Requirement →
All lines below must be repeated exactly, with the pictures omitted.

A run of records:
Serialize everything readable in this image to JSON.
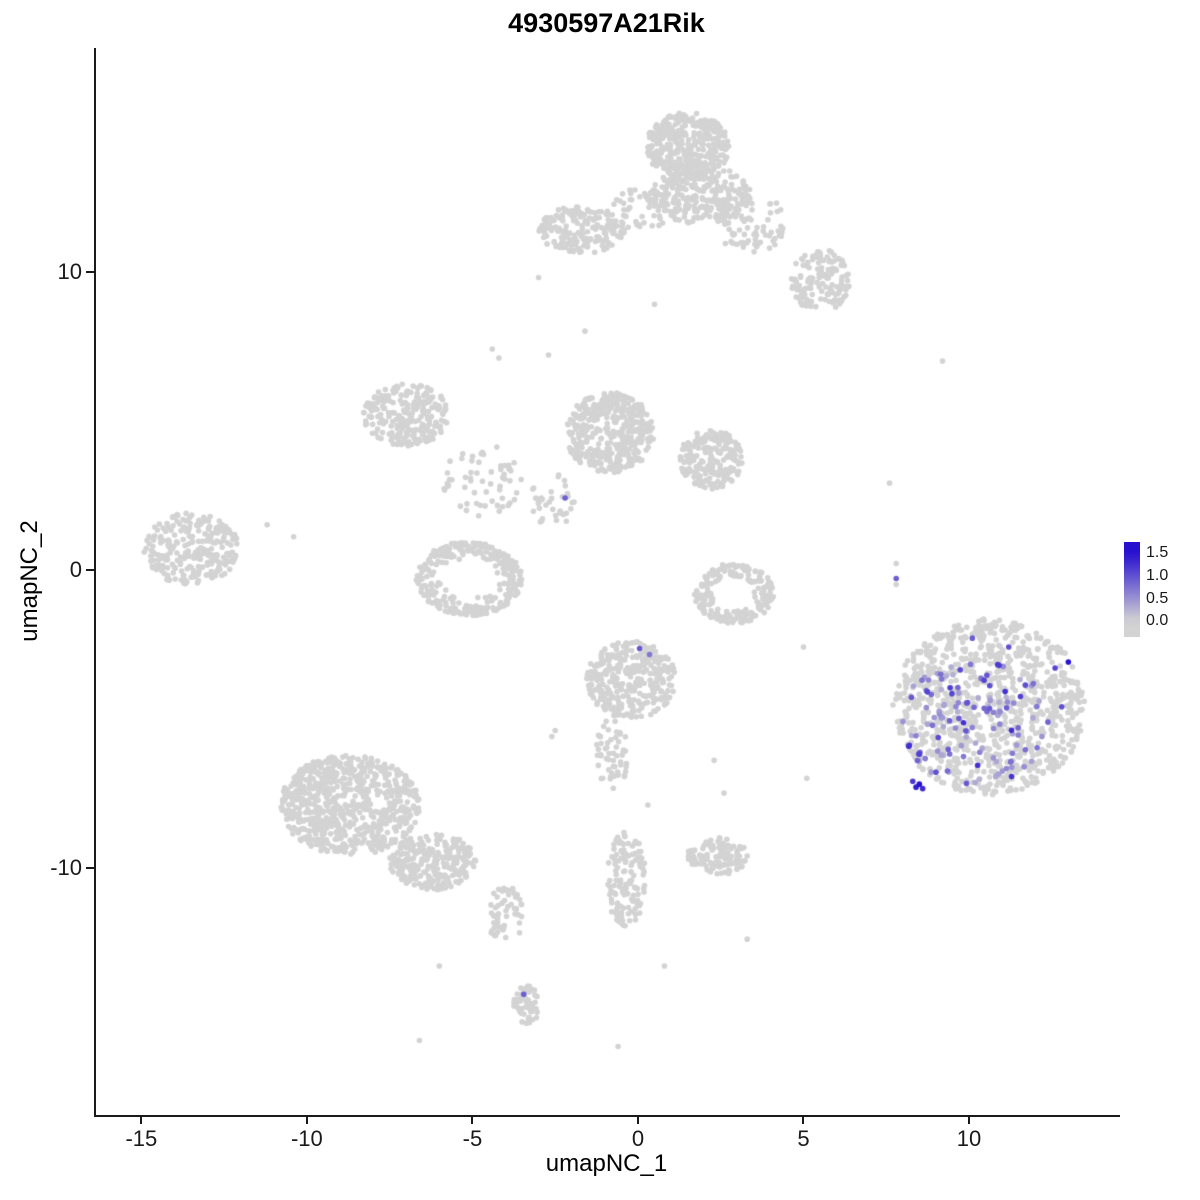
{
  "chart_data": {
    "type": "scatter",
    "title": "4930597A21Rik",
    "xlabel": "umapNC_1",
    "ylabel": "umapNC_2",
    "xlim": [
      -16.4,
      14.5
    ],
    "ylim": [
      -18.3,
      17.5
    ],
    "x_ticks": [
      "-15",
      "-10",
      "-5",
      "0",
      "5",
      "10"
    ],
    "x_tick_values": [
      -15,
      -10,
      -5,
      0,
      5,
      10
    ],
    "y_ticks": [
      "10",
      "0",
      "-10"
    ],
    "y_tick_values": [
      10,
      0,
      -10
    ],
    "grid": false,
    "point_radius_px": 2.8,
    "colors": {
      "low": "#D3D3D3",
      "high": "#2810D0",
      "axis": "#1a1a1a"
    },
    "value_domain": [
      0,
      1.5
    ],
    "legend": {
      "position": "right",
      "labels": [
        "1.5",
        "1.0",
        "0.5",
        "0.0"
      ],
      "values": [
        1.5,
        1.0,
        0.5,
        0.0
      ],
      "scale_min": -0.35,
      "scale_max": 1.75
    },
    "clusters": [
      {
        "name": "top-main-upper",
        "cx": 1.5,
        "cy": 14.2,
        "rx": 1.25,
        "ry": 1.15,
        "n": 380,
        "shape": "blob"
      },
      {
        "name": "top-main-lower",
        "cx": 1.9,
        "cy": 12.6,
        "rx": 1.5,
        "ry": 1.0,
        "n": 260,
        "shape": "blob"
      },
      {
        "name": "top-right-trail",
        "cx": 3.4,
        "cy": 11.6,
        "rx": 1.1,
        "ry": 1.0,
        "n": 70,
        "shape": "blob"
      },
      {
        "name": "top-right-cluster",
        "cx": 5.5,
        "cy": 9.7,
        "rx": 0.9,
        "ry": 1.05,
        "n": 150,
        "shape": "blob"
      },
      {
        "name": "top-left-arm",
        "cx": -1.7,
        "cy": 11.4,
        "rx": 1.3,
        "ry": 0.8,
        "n": 190,
        "shape": "blob"
      },
      {
        "name": "top-left-bridge",
        "cx": 0.1,
        "cy": 12.1,
        "rx": 0.9,
        "ry": 0.7,
        "n": 50,
        "shape": "blob"
      },
      {
        "name": "mid-left-lobe",
        "cx": -7.0,
        "cy": 5.2,
        "rx": 1.3,
        "ry": 1.05,
        "n": 230,
        "shape": "blob"
      },
      {
        "name": "mid-left-arm",
        "cx": -4.7,
        "cy": 3.0,
        "rx": 1.2,
        "ry": 1.2,
        "n": 60,
        "shape": "blob"
      },
      {
        "name": "mid-central",
        "cx": -0.85,
        "cy": 4.6,
        "rx": 1.35,
        "ry": 1.35,
        "n": 400,
        "shape": "blob"
      },
      {
        "name": "mid-right-lobe",
        "cx": 2.2,
        "cy": 3.7,
        "rx": 0.95,
        "ry": 1.0,
        "n": 210,
        "shape": "blob"
      },
      {
        "name": "mid-lower-ring",
        "cx": -5.1,
        "cy": -0.3,
        "rx": 1.6,
        "ry": 1.25,
        "n": 290,
        "shape": "ring"
      },
      {
        "name": "mid-bridge-dots",
        "cx": -2.5,
        "cy": 2.3,
        "rx": 0.8,
        "ry": 0.9,
        "n": 35,
        "shape": "blob"
      },
      {
        "name": "far-left",
        "cx": -13.5,
        "cy": 0.7,
        "rx": 1.45,
        "ry": 1.2,
        "n": 270,
        "shape": "blob"
      },
      {
        "name": "right-hook",
        "cx": 2.9,
        "cy": -0.8,
        "rx": 1.2,
        "ry": 1.0,
        "n": 210,
        "shape": "ring"
      },
      {
        "name": "center-lower",
        "cx": -0.2,
        "cy": -3.7,
        "rx": 1.35,
        "ry": 1.3,
        "n": 330,
        "shape": "blob"
      },
      {
        "name": "center-lower-tail",
        "cx": -0.8,
        "cy": -6.2,
        "rx": 0.5,
        "ry": 1.2,
        "n": 55,
        "shape": "blob"
      },
      {
        "name": "bottom-left-main",
        "cx": -8.7,
        "cy": -7.9,
        "rx": 2.1,
        "ry": 1.7,
        "n": 720,
        "shape": "blob"
      },
      {
        "name": "bottom-left-ext",
        "cx": -6.2,
        "cy": -9.8,
        "rx": 1.3,
        "ry": 0.95,
        "n": 260,
        "shape": "blob"
      },
      {
        "name": "bottom-left-trail",
        "cx": -4.0,
        "cy": -11.6,
        "rx": 0.55,
        "ry": 1.0,
        "n": 55,
        "shape": "blob"
      },
      {
        "name": "bottom-small",
        "cx": -3.35,
        "cy": -14.6,
        "rx": 0.4,
        "ry": 0.65,
        "n": 55,
        "shape": "blob"
      },
      {
        "name": "bottom-center-trail",
        "cx": -0.35,
        "cy": -10.4,
        "rx": 0.6,
        "ry": 1.6,
        "n": 130,
        "shape": "blob"
      },
      {
        "name": "bottom-center-right",
        "cx": 2.4,
        "cy": -9.6,
        "rx": 0.9,
        "ry": 0.65,
        "n": 120,
        "shape": "blob"
      },
      {
        "name": "right-main-gray",
        "cx": 10.6,
        "cy": -4.6,
        "rx": 2.9,
        "ry": 2.95,
        "n": 960,
        "shape": "blob"
      }
    ],
    "singles": [
      [
        -11.2,
        1.5
      ],
      [
        -10.4,
        1.1
      ],
      [
        -3.0,
        9.8
      ],
      [
        -2.7,
        7.2
      ],
      [
        -4.4,
        7.4
      ],
      [
        -4.2,
        7.1
      ],
      [
        0.5,
        8.9
      ],
      [
        -1.6,
        8.0
      ],
      [
        9.2,
        7.0
      ],
      [
        7.6,
        2.9
      ],
      [
        7.8,
        0.2
      ],
      [
        7.8,
        -0.5
      ],
      [
        5.0,
        -2.6
      ],
      [
        5.1,
        -7.0
      ],
      [
        2.3,
        -6.4
      ],
      [
        2.6,
        -7.5
      ],
      [
        0.3,
        -7.9
      ],
      [
        -2.5,
        -5.4
      ],
      [
        -2.6,
        -5.6
      ],
      [
        3.3,
        -12.4
      ],
      [
        0.8,
        -13.3
      ],
      [
        -6.0,
        -13.3
      ],
      [
        -6.6,
        -15.8
      ],
      [
        -0.6,
        -16.0
      ]
    ],
    "expressed": {
      "random_region": {
        "cx": 10.2,
        "cy": -5.1,
        "rx": 2.3,
        "ry": 2.1,
        "n": 130,
        "v_min": 0.25,
        "v_max": 1.3
      },
      "specials": [
        [
          13.0,
          -3.1,
          1.7
        ],
        [
          12.6,
          -3.3,
          1.1
        ],
        [
          12.8,
          -4.6,
          1.0
        ],
        [
          8.5,
          -7.2,
          1.5
        ],
        [
          8.4,
          -7.3,
          1.4
        ],
        [
          8.6,
          -7.35,
          1.3
        ],
        [
          8.3,
          -7.1,
          1.2
        ],
        [
          8.2,
          -5.9,
          1.2
        ],
        [
          9.0,
          -6.8,
          1.0
        ],
        [
          11.2,
          -2.6,
          1.0
        ],
        [
          10.1,
          -2.3,
          0.9
        ],
        [
          7.8,
          -0.3,
          0.9
        ],
        [
          -2.2,
          2.4,
          0.9
        ],
        [
          0.05,
          -2.65,
          0.95
        ],
        [
          0.35,
          -2.85,
          0.7
        ],
        [
          -3.45,
          -14.25,
          0.9
        ]
      ]
    }
  }
}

Final answer →
Serialize everything readable in this image to JSON.
{
  "chart_data": {
    "type": "scatter",
    "title": "4930597A21Rik",
    "xlabel": "umapNC_1",
    "ylabel": "umapNC_2",
    "xlim": [
      -16.4,
      14.5
    ],
    "ylim": [
      -18.3,
      17.5
    ],
    "x_ticks": [
      "-15",
      "-10",
      "-5",
      "0",
      "5",
      "10"
    ],
    "x_tick_values": [
      -15,
      -10,
      -5,
      0,
      5,
      10
    ],
    "y_ticks": [
      "10",
      "0",
      "-10"
    ],
    "y_tick_values": [
      10,
      0,
      -10
    ],
    "grid": false,
    "point_radius_px": 2.8,
    "colors": {
      "low": "#D3D3D3",
      "high": "#2810D0",
      "axis": "#1a1a1a"
    },
    "value_domain": [
      0,
      1.5
    ],
    "legend": {
      "position": "right",
      "labels": [
        "1.5",
        "1.0",
        "0.5",
        "0.0"
      ],
      "values": [
        1.5,
        1.0,
        0.5,
        0.0
      ],
      "scale_min": -0.35,
      "scale_max": 1.75
    },
    "clusters": [
      {
        "name": "top-main-upper",
        "cx": 1.5,
        "cy": 14.2,
        "rx": 1.25,
        "ry": 1.15,
        "n": 380,
        "shape": "blob"
      },
      {
        "name": "top-main-lower",
        "cx": 1.9,
        "cy": 12.6,
        "rx": 1.5,
        "ry": 1.0,
        "n": 260,
        "shape": "blob"
      },
      {
        "name": "top-right-trail",
        "cx": 3.4,
        "cy": 11.6,
        "rx": 1.1,
        "ry": 1.0,
        "n": 70,
        "shape": "blob"
      },
      {
        "name": "top-right-cluster",
        "cx": 5.5,
        "cy": 9.7,
        "rx": 0.9,
        "ry": 1.05,
        "n": 150,
        "shape": "blob"
      },
      {
        "name": "top-left-arm",
        "cx": -1.7,
        "cy": 11.4,
        "rx": 1.3,
        "ry": 0.8,
        "n": 190,
        "shape": "blob"
      },
      {
        "name": "top-left-bridge",
        "cx": 0.1,
        "cy": 12.1,
        "rx": 0.9,
        "ry": 0.7,
        "n": 50,
        "shape": "blob"
      },
      {
        "name": "mid-left-lobe",
        "cx": -7.0,
        "cy": 5.2,
        "rx": 1.3,
        "ry": 1.05,
        "n": 230,
        "shape": "blob"
      },
      {
        "name": "mid-left-arm",
        "cx": -4.7,
        "cy": 3.0,
        "rx": 1.2,
        "ry": 1.2,
        "n": 60,
        "shape": "blob"
      },
      {
        "name": "mid-central",
        "cx": -0.85,
        "cy": 4.6,
        "rx": 1.35,
        "ry": 1.35,
        "n": 400,
        "shape": "blob"
      },
      {
        "name": "mid-right-lobe",
        "cx": 2.2,
        "cy": 3.7,
        "rx": 0.95,
        "ry": 1.0,
        "n": 210,
        "shape": "blob"
      },
      {
        "name": "mid-lower-ring",
        "cx": -5.1,
        "cy": -0.3,
        "rx": 1.6,
        "ry": 1.25,
        "n": 290,
        "shape": "ring"
      },
      {
        "name": "mid-bridge-dots",
        "cx": -2.5,
        "cy": 2.3,
        "rx": 0.8,
        "ry": 0.9,
        "n": 35,
        "shape": "blob"
      },
      {
        "name": "far-left",
        "cx": -13.5,
        "cy": 0.7,
        "rx": 1.45,
        "ry": 1.2,
        "n": 270,
        "shape": "blob"
      },
      {
        "name": "right-hook",
        "cx": 2.9,
        "cy": -0.8,
        "rx": 1.2,
        "ry": 1.0,
        "n": 210,
        "shape": "ring"
      },
      {
        "name": "center-lower",
        "cx": -0.2,
        "cy": -3.7,
        "rx": 1.35,
        "ry": 1.3,
        "n": 330,
        "shape": "blob"
      },
      {
        "name": "center-lower-tail",
        "cx": -0.8,
        "cy": -6.2,
        "rx": 0.5,
        "ry": 1.2,
        "n": 55,
        "shape": "blob"
      },
      {
        "name": "bottom-left-main",
        "cx": -8.7,
        "cy": -7.9,
        "rx": 2.1,
        "ry": 1.7,
        "n": 720,
        "shape": "blob"
      },
      {
        "name": "bottom-left-ext",
        "cx": -6.2,
        "cy": -9.8,
        "rx": 1.3,
        "ry": 0.95,
        "n": 260,
        "shape": "blob"
      },
      {
        "name": "bottom-left-trail",
        "cx": -4.0,
        "cy": -11.6,
        "rx": 0.55,
        "ry": 1.0,
        "n": 55,
        "shape": "blob"
      },
      {
        "name": "bottom-small",
        "cx": -3.35,
        "cy": -14.6,
        "rx": 0.4,
        "ry": 0.65,
        "n": 55,
        "shape": "blob"
      },
      {
        "name": "bottom-center-trail",
        "cx": -0.35,
        "cy": -10.4,
        "rx": 0.6,
        "ry": 1.6,
        "n": 130,
        "shape": "blob"
      },
      {
        "name": "bottom-center-right",
        "cx": 2.4,
        "cy": -9.6,
        "rx": 0.9,
        "ry": 0.65,
        "n": 120,
        "shape": "blob"
      },
      {
        "name": "right-main-gray",
        "cx": 10.6,
        "cy": -4.6,
        "rx": 2.9,
        "ry": 2.95,
        "n": 960,
        "shape": "blob"
      }
    ],
    "singles": [
      [
        -11.2,
        1.5
      ],
      [
        -10.4,
        1.1
      ],
      [
        -3.0,
        9.8
      ],
      [
        -2.7,
        7.2
      ],
      [
        -4.4,
        7.4
      ],
      [
        -4.2,
        7.1
      ],
      [
        0.5,
        8.9
      ],
      [
        -1.6,
        8.0
      ],
      [
        9.2,
        7.0
      ],
      [
        7.6,
        2.9
      ],
      [
        7.8,
        0.2
      ],
      [
        7.8,
        -0.5
      ],
      [
        5.0,
        -2.6
      ],
      [
        5.1,
        -7.0
      ],
      [
        2.3,
        -6.4
      ],
      [
        2.6,
        -7.5
      ],
      [
        0.3,
        -7.9
      ],
      [
        -2.5,
        -5.4
      ],
      [
        -2.6,
        -5.6
      ],
      [
        3.3,
        -12.4
      ],
      [
        0.8,
        -13.3
      ],
      [
        -6.0,
        -13.3
      ],
      [
        -6.6,
        -15.8
      ],
      [
        -0.6,
        -16.0
      ]
    ],
    "expressed": {
      "random_region": {
        "cx": 10.2,
        "cy": -5.1,
        "rx": 2.3,
        "ry": 2.1,
        "n": 130,
        "v_min": 0.25,
        "v_max": 1.3
      },
      "specials": [
        [
          13.0,
          -3.1,
          1.7
        ],
        [
          12.6,
          -3.3,
          1.1
        ],
        [
          12.8,
          -4.6,
          1.0
        ],
        [
          8.5,
          -7.2,
          1.5
        ],
        [
          8.4,
          -7.3,
          1.4
        ],
        [
          8.6,
          -7.35,
          1.3
        ],
        [
          8.3,
          -7.1,
          1.2
        ],
        [
          8.2,
          -5.9,
          1.2
        ],
        [
          9.0,
          -6.8,
          1.0
        ],
        [
          11.2,
          -2.6,
          1.0
        ],
        [
          10.1,
          -2.3,
          0.9
        ],
        [
          7.8,
          -0.3,
          0.9
        ],
        [
          -2.2,
          2.4,
          0.9
        ],
        [
          0.05,
          -2.65,
          0.95
        ],
        [
          0.35,
          -2.85,
          0.7
        ],
        [
          -3.45,
          -14.25,
          0.9
        ]
      ]
    }
  }
}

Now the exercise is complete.